[TASK OBJECTIVE]: Since the copy must match the original, write out each record word for word, skipping only the pictures.

[MATERIAL SHOWN Boundary: Start]

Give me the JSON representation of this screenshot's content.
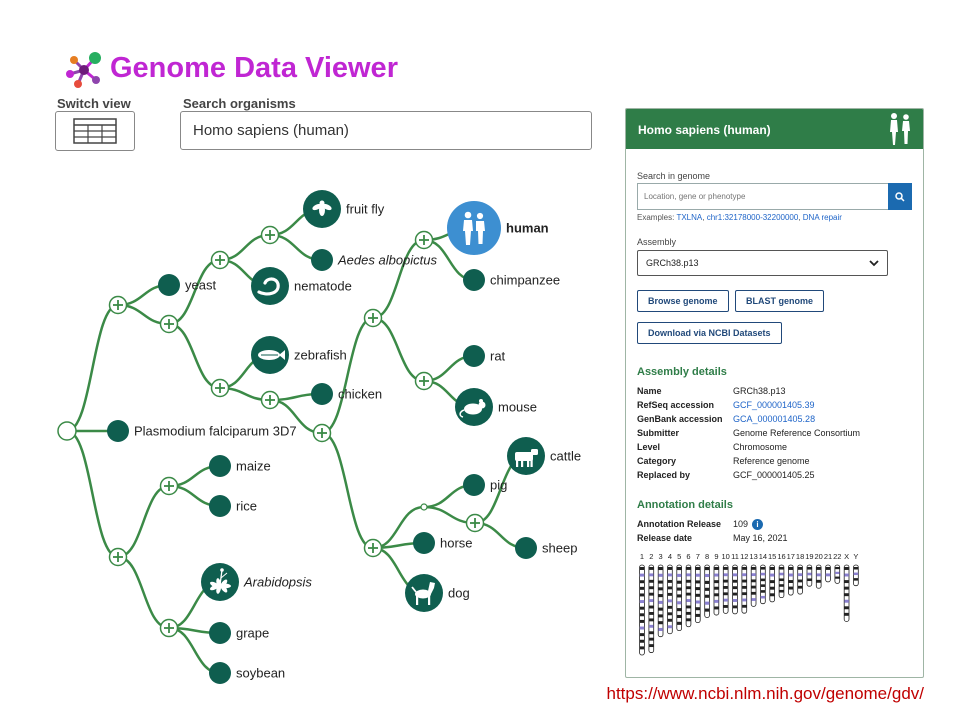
{
  "app": {
    "title": "Genome Data Viewer"
  },
  "controls": {
    "switch_view_label": "Switch view",
    "search_label": "Search organisms",
    "search_value": "Homo sapiens (human)"
  },
  "tree": {
    "organisms": [
      {
        "key": "fruitfly",
        "name": "fruit fly",
        "italic": false,
        "icon": "fruit-fly-icon"
      },
      {
        "key": "aedes",
        "name": "Aedes albopictus",
        "italic": true,
        "icon": ""
      },
      {
        "key": "yeast",
        "name": "yeast",
        "italic": false,
        "icon": ""
      },
      {
        "key": "nematode",
        "name": "nematode",
        "italic": false,
        "icon": "nematode-icon"
      },
      {
        "key": "zebrafish",
        "name": "zebrafish",
        "italic": false,
        "icon": "zebrafish-icon"
      },
      {
        "key": "chicken",
        "name": "chicken",
        "italic": false,
        "icon": ""
      },
      {
        "key": "plasmodium",
        "name": "Plasmodium falciparum 3D7",
        "italic": false,
        "icon": ""
      },
      {
        "key": "human",
        "name": "human",
        "italic": false,
        "bold": true,
        "selected": true,
        "icon": "human-icon"
      },
      {
        "key": "chimpanzee",
        "name": "chimpanzee",
        "italic": false,
        "icon": ""
      },
      {
        "key": "rat",
        "name": "rat",
        "italic": false,
        "icon": ""
      },
      {
        "key": "mouse",
        "name": "mouse",
        "italic": false,
        "icon": "mouse-icon"
      },
      {
        "key": "cattle",
        "name": "cattle",
        "italic": false,
        "icon": "cattle-icon"
      },
      {
        "key": "pig",
        "name": "pig",
        "italic": false,
        "icon": ""
      },
      {
        "key": "horse",
        "name": "horse",
        "italic": false,
        "icon": ""
      },
      {
        "key": "sheep",
        "name": "sheep",
        "italic": false,
        "icon": ""
      },
      {
        "key": "dog",
        "name": "dog",
        "italic": false,
        "icon": "dog-icon"
      },
      {
        "key": "maize",
        "name": "maize",
        "italic": false,
        "icon": ""
      },
      {
        "key": "rice",
        "name": "rice",
        "italic": false,
        "icon": ""
      },
      {
        "key": "arabidopsis",
        "name": "Arabidopsis",
        "italic": true,
        "icon": "arabidopsis-icon"
      },
      {
        "key": "grape",
        "name": "grape",
        "italic": false,
        "icon": ""
      },
      {
        "key": "soybean",
        "name": "soybean",
        "italic": false,
        "icon": ""
      }
    ],
    "colors": {
      "branch": "#3b8a47",
      "node": "#0f5e4f",
      "selected": "#3d8fd1"
    }
  },
  "panel": {
    "title": "Homo sapiens (human)",
    "header_icon": "human-icon",
    "search_label": "Search in genome",
    "search_placeholder": "Location, gene or phenotype",
    "examples_label": "Examples:",
    "examples": [
      "TXLNA",
      "chr1:32178000-32200000",
      "DNA repair"
    ],
    "assembly_label": "Assembly",
    "assembly_value": "GRCh38.p13",
    "browse_button": "Browse genome",
    "blast_button": "BLAST genome",
    "download_button": "Download via NCBI Datasets",
    "assembly_details_title": "Assembly details",
    "assembly_details": [
      {
        "k": "Name",
        "v": "GRCh38.p13",
        "link": false
      },
      {
        "k": "RefSeq accession",
        "v": "GCF_000001405.39",
        "link": true
      },
      {
        "k": "GenBank accession",
        "v": "GCA_000001405.28",
        "link": true
      },
      {
        "k": "Submitter",
        "v": "Genome Reference Consortium",
        "link": false
      },
      {
        "k": "Level",
        "v": "Chromosome",
        "link": false
      },
      {
        "k": "Category",
        "v": "Reference genome",
        "link": false
      },
      {
        "k": "Replaced by",
        "v": "GCF_000001405.25",
        "link": false
      }
    ],
    "annotation_details_title": "Annotation details",
    "annotation": [
      {
        "k": "Annotation Release",
        "v": "109",
        "info": true
      },
      {
        "k": "Release date",
        "v": "May 16, 2021",
        "info": false
      }
    ],
    "chromosomes": [
      "1",
      "2",
      "3",
      "4",
      "5",
      "6",
      "7",
      "8",
      "9",
      "10",
      "11",
      "12",
      "13",
      "14",
      "15",
      "16",
      "17",
      "18",
      "19",
      "20",
      "21",
      "22",
      "X",
      "Y"
    ],
    "chromosome_lengths": [
      248.9,
      242.2,
      198.3,
      190.2,
      181.5,
      170.8,
      159.3,
      145.1,
      138.4,
      133.8,
      135.1,
      133.3,
      114.4,
      107.0,
      102.0,
      90.3,
      83.3,
      80.4,
      58.6,
      64.4,
      46.7,
      50.8,
      156.0,
      57.2
    ],
    "colors": {
      "header": "#2f7d48",
      "link": "#1e64c8",
      "button_border": "#21497a"
    }
  },
  "footer": {
    "url": "https://www.ncbi.nlm.nih.gov/genome/gdv/"
  }
}
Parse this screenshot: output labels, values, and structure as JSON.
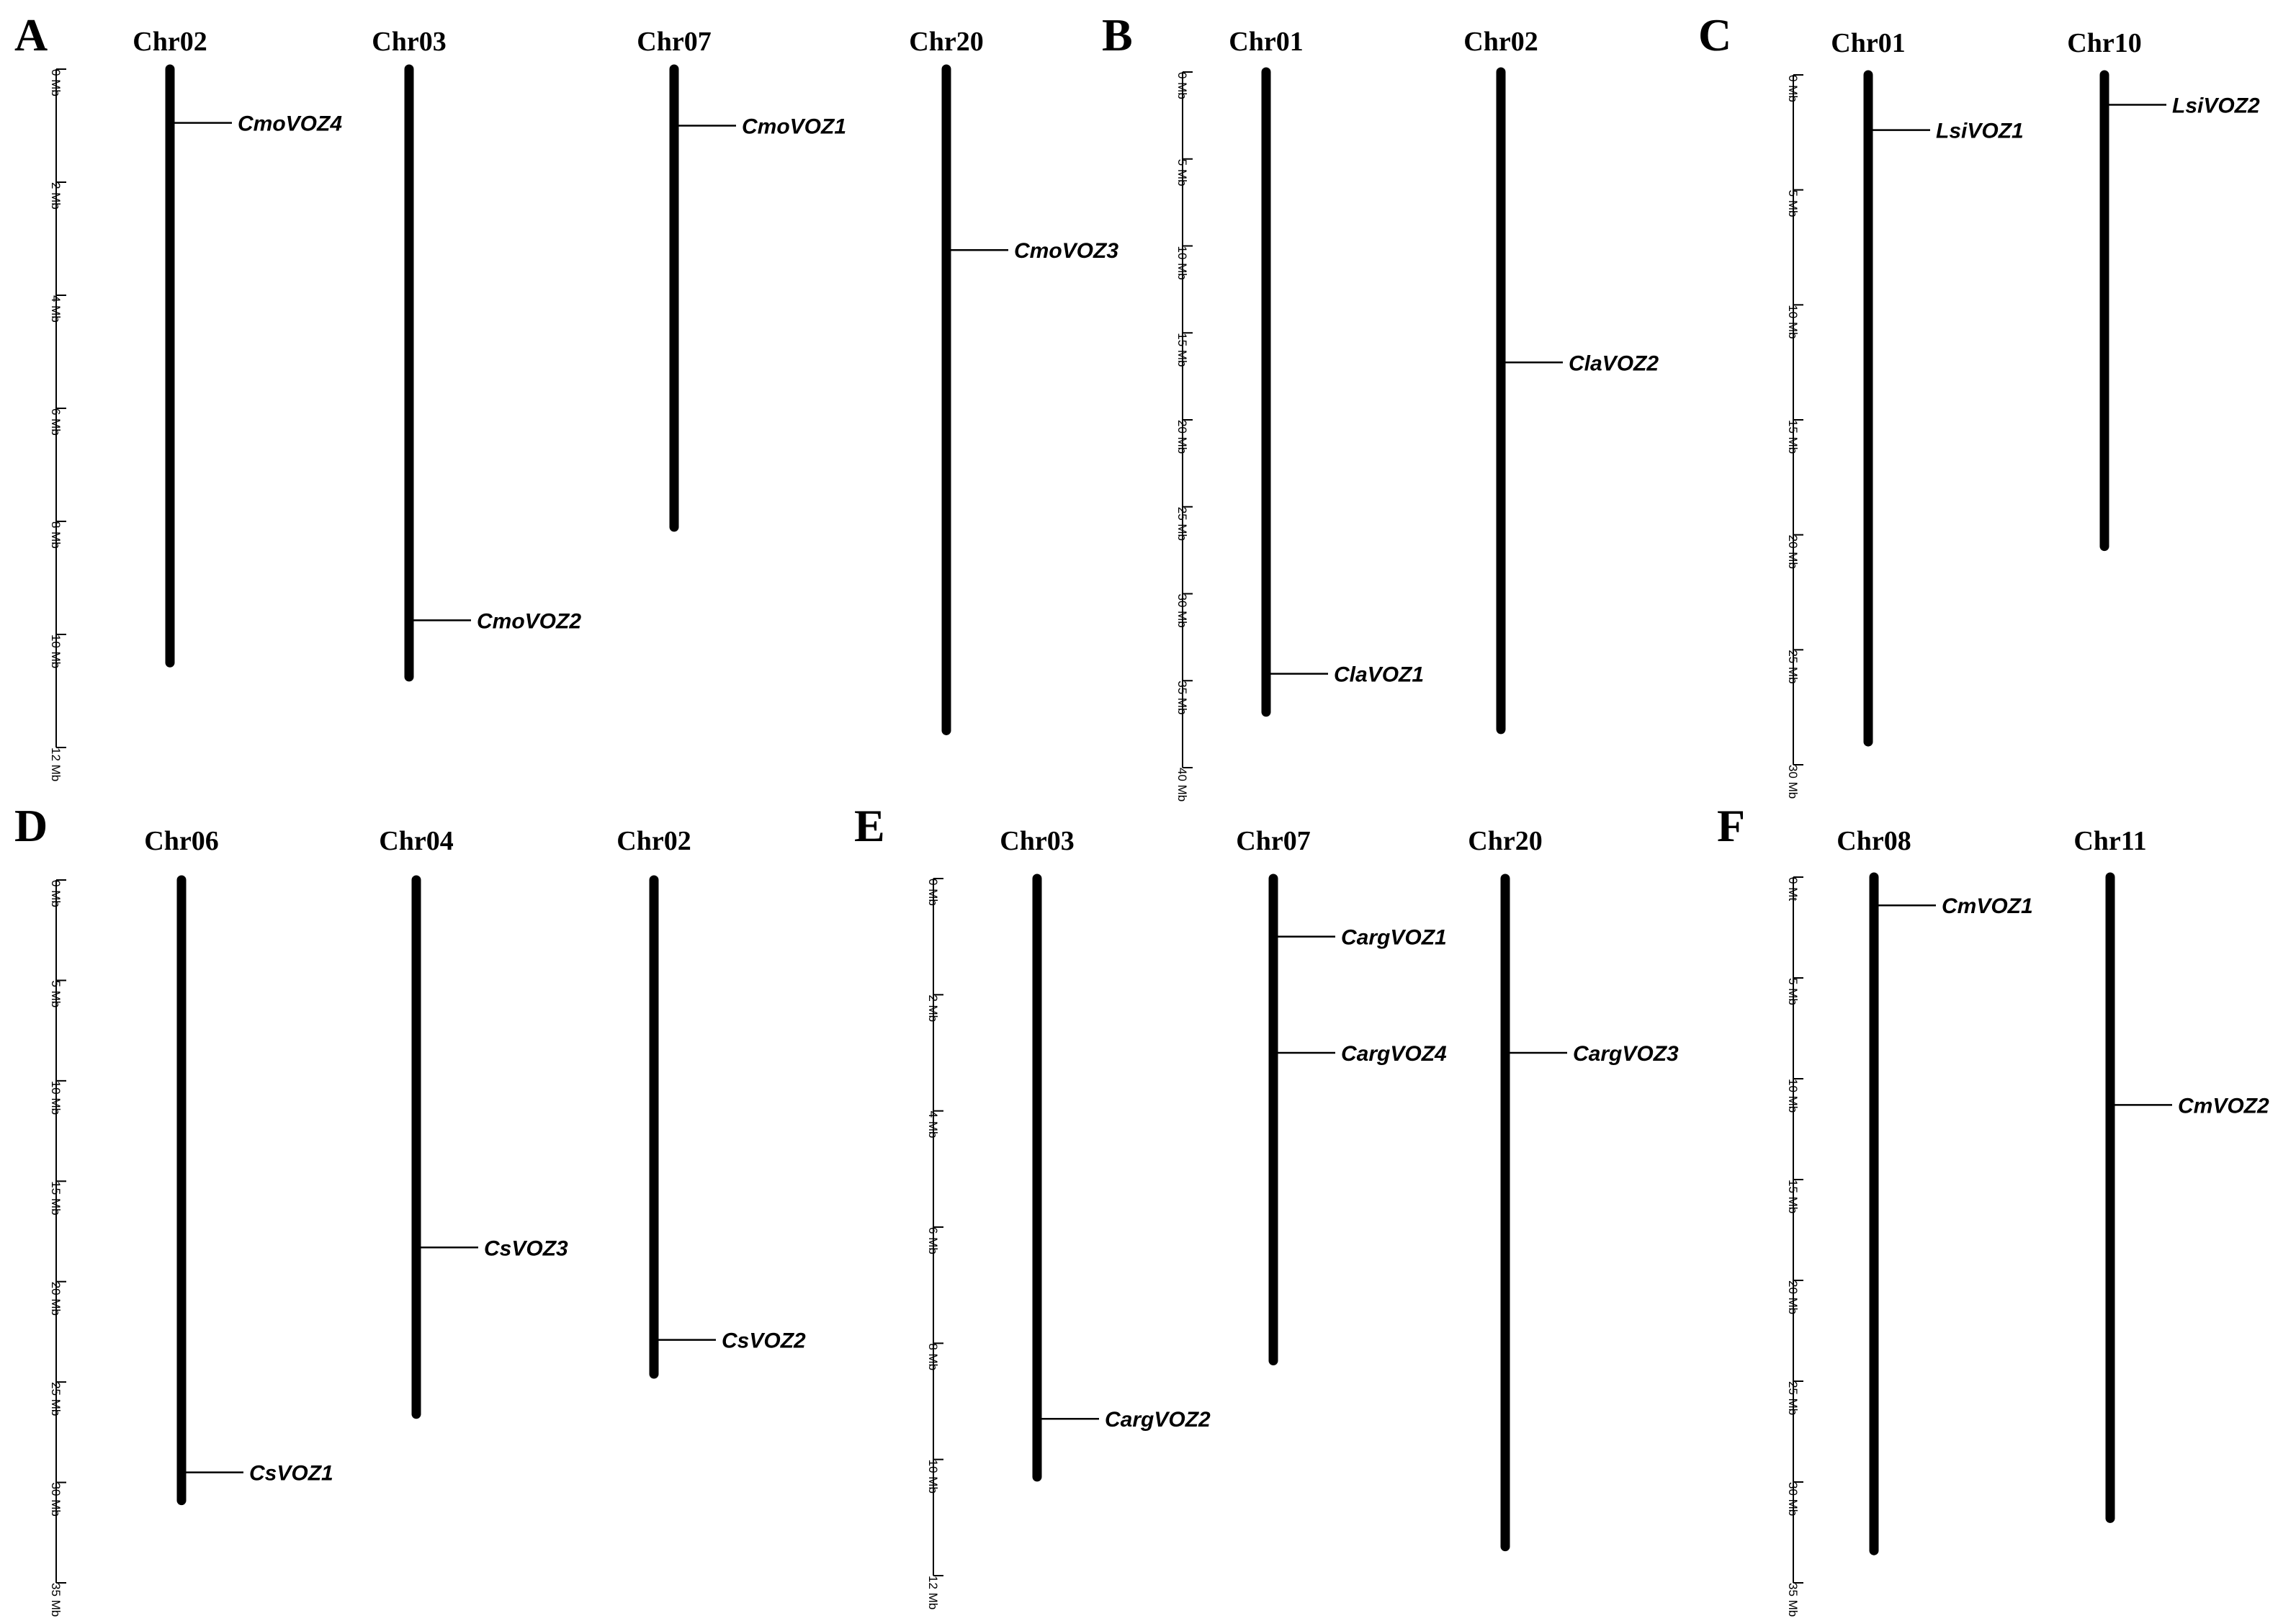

[MATERIAL SHOWN Boundary: End]

[THE COMPLETED TASK]:
Give me the JSON representation of this screenshot's content.
{
  "app": {
    "title": "Genome Data Viewer"
  },
  "controls": {
    "switch_view_label": "Switch view",
    "search_label": "Search organisms",
    "search_value": "Homo sapiens (human)"
  },
  "tree": {
    "organisms": [
      {
        "key": "fruitfly",
        "name": "fruit fly",
        "italic": false,
        "icon": "fruit-fly-icon"
      },
      {
        "key": "aedes",
        "name": "Aedes albopictus",
        "italic": true,
        "icon": ""
      },
      {
        "key": "yeast",
        "name": "yeast",
        "italic": false,
        "icon": ""
      },
      {
        "key": "nematode",
        "name": "nematode",
        "italic": false,
        "icon": "nematode-icon"
      },
      {
        "key": "zebrafish",
        "name": "zebrafish",
        "italic": false,
        "icon": "zebrafish-icon"
      },
      {
        "key": "chicken",
        "name": "chicken",
        "italic": false,
        "icon": ""
      },
      {
        "key": "plasmodium",
        "name": "Plasmodium falciparum 3D7",
        "italic": false,
        "icon": ""
      },
      {
        "key": "human",
        "name": "human",
        "italic": false,
        "bold": true,
        "selected": true,
        "icon": "human-icon"
      },
      {
        "key": "chimpanzee",
        "name": "chimpanzee",
        "italic": false,
        "icon": ""
      },
      {
        "key": "rat",
        "name": "rat",
        "italic": false,
        "icon": ""
      },
      {
        "key": "mouse",
        "name": "mouse",
        "italic": false,
        "icon": "mouse-icon"
      },
      {
        "key": "cattle",
        "name": "cattle",
        "italic": false,
        "icon": "cattle-icon"
      },
      {
        "key": "pig",
        "name": "pig",
        "italic": false,
        "icon": ""
      },
      {
        "key": "horse",
        "name": "horse",
        "italic": false,
        "icon": ""
      },
      {
        "key": "sheep",
        "name": "sheep",
        "italic": false,
        "icon": ""
      },
      {
        "key": "dog",
        "name": "dog",
        "italic": false,
        "icon": "dog-icon"
      },
      {
        "key": "maize",
        "name": "maize",
        "italic": false,
        "icon": ""
      },
      {
        "key": "rice",
        "name": "rice",
        "italic": false,
        "icon": ""
      },
      {
        "key": "arabidopsis",
        "name": "Arabidopsis",
        "italic": true,
        "icon": "arabidopsis-icon"
      },
      {
        "key": "grape",
        "name": "grape",
        "italic": false,
        "icon": ""
      },
      {
        "key": "soybean",
        "name": "soybean",
        "italic": false,
        "icon": ""
      }
    ],
    "colors": {
      "branch": "#3b8a47",
      "node": "#0f5e4f",
      "selected": "#3d8fd1"
    }
  },
  "panel": {
    "title": "Homo sapiens (human)",
    "header_icon": "human-icon",
    "search_label": "Search in genome",
    "search_placeholder": "Location, gene or phenotype",
    "examples_label": "Examples:",
    "examples": [
      "TXLNA",
      "chr1:32178000-32200000",
      "DNA repair"
    ],
    "assembly_label": "Assembly",
    "assembly_value": "GRCh38.p13",
    "browse_button": "Browse genome",
    "blast_button": "BLAST genome",
    "download_button": "Download via NCBI Datasets",
    "assembly_details_title": "Assembly details",
    "assembly_details": [
      {
        "k": "Name",
        "v": "GRCh38.p13",
        "link": false
      },
      {
        "k": "RefSeq accession",
        "v": "GCF_000001405.39",
        "link": true
      },
      {
        "k": "GenBank accession",
        "v": "GCA_000001405.28",
        "link": true
      },
      {
        "k": "Submitter",
        "v": "Genome Reference Consortium",
        "link": false
      },
      {
        "k": "Level",
        "v": "Chromosome",
        "link": false
      },
      {
        "k": "Category",
        "v": "Reference genome",
        "link": false
      },
      {
        "k": "Replaced by",
        "v": "GCF_000001405.25",
        "link": false
      }
    ],
    "annotation_details_title": "Annotation details",
    "annotation": [
      {
        "k": "Annotation Release",
        "v": "109",
        "info": true
      },
      {
        "k": "Release date",
        "v": "May 16, 2021",
        "info": false
      }
    ],
    "chromosomes": [
      "1",
      "2",
      "3",
      "4",
      "5",
      "6",
      "7",
      "8",
      "9",
      "10",
      "11",
      "12",
      "13",
      "14",
      "15",
      "16",
      "17",
      "18",
      "19",
      "20",
      "21",
      "22",
      "X",
      "Y"
    ],
    "chromosome_lengths": [
      248.9,
      242.2,
      198.3,
      190.2,
      181.5,
      170.8,
      159.3,
      145.1,
      138.4,
      133.8,
      135.1,
      133.3,
      114.4,
      107.0,
      102.0,
      90.3,
      83.3,
      80.4,
      58.6,
      64.4,
      46.7,
      50.8,
      156.0,
      57.2
    ],
    "colors": {
      "header": "#2f7d48",
      "link": "#1e64c8",
      "button_border": "#21497a"
    }
  },
  "footer": {
    "url": "https://www.ncbi.nlm.nih.gov/genome/gdv/"
  }
}
Parse this screenshot: output labels, values, and structure as JSON.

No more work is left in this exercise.